**ЗАДАНИЕ:** Как, согласно тексту о спектакле «Последний роман», режиссер Сергей Аронин обозначил жанр этой постановки?

-------- ФРАГМЕНТ ТЕКСТА

На сцене «Под крышей» новая постановка Сергея Аронина с Евгенией Крюковой в главной роли.
Когда в театре появляется «датский» спектакль, речь идет о каком-то юбилее или иной значимой дате. Спектакль «Последний роман» на сцене «Под крышей» в постановке Сергея Аронина – датский без кавычек. Здесь и сказочник Андерсен, и отсылки к принцу датскому Гамлету (хоть и не Йорика, но череп тут есть). Но сказки здесь рассказывают взрослые, страшные и горчащие. Спектакль как дом, который построила датская писательница Карен Бликсен (у нее 9 номинаций на Нобелевскую премию), возникает на сцене, как иллюстрация ахматовской мысли: «Когда б вы знали, из какого сора растут стихи, не ведая стыда…»
«Последний роман» – театрально-литературная мистификация, вдохновленная реальными отношениями писательницы Карен Бликсен и поэта Торкиля Бьернвига. Режиссер Сергей Аронин обозначил жанр постановки как «мелодрама с фантазиями в двух актах», и фантазии тут явно берут верх над документальной правдой жизни. В программке в качестве автора указан Леопольд Стефенсен – но, по сути, это фикция, инсценировка соткана из нескольких произведений и дописана постановочной командой. Пьеса обильно инкрустирована цитатами Гете, Новалиса, Аполлинера, Берестова. В нее произвольно «привинчены» биографические эпизоды жизни Андерсена и отсылки к двум кинофильмам «Из Африки» (1985) Сидни Поллака и «Договор» (2021) Билле Аугуста.

----------------
-------- ИСХОДНЫЕ ДАННЫЕ

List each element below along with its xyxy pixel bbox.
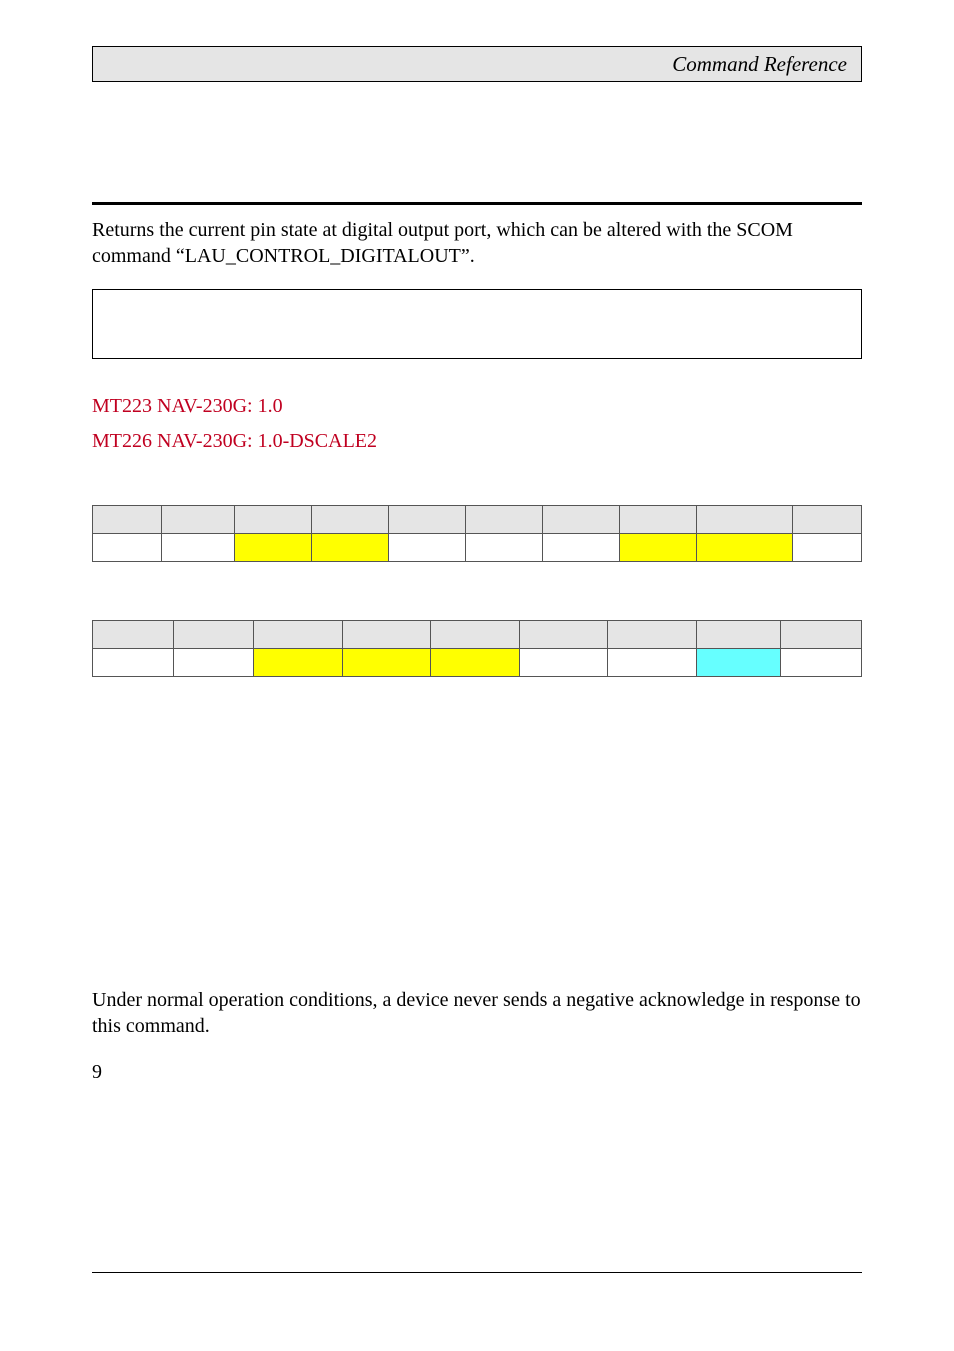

----------------

**ОТВЕТ:** Как «мелодрама с фантазиями в двух актах».